Write out the listing beneath this instruction in its entirety, exactly as it reads.
** start **
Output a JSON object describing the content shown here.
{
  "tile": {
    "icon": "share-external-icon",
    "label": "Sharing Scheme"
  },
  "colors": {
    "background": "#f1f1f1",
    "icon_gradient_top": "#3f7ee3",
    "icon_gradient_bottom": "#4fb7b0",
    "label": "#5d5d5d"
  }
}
** end **
--- PROBLEM SOLUTION ---
Output a JSON object describing the content shown here.
{
  "tile": {
    "icon": "share-external-icon",
    "label": "Sharing Scheme"
  },
  "colors": {
    "background": "#f1f1f1",
    "icon_gradient_top": "#3f7ee3",
    "icon_gradient_bottom": "#4fb7b0",
    "label": "#5d5d5d"
  }
}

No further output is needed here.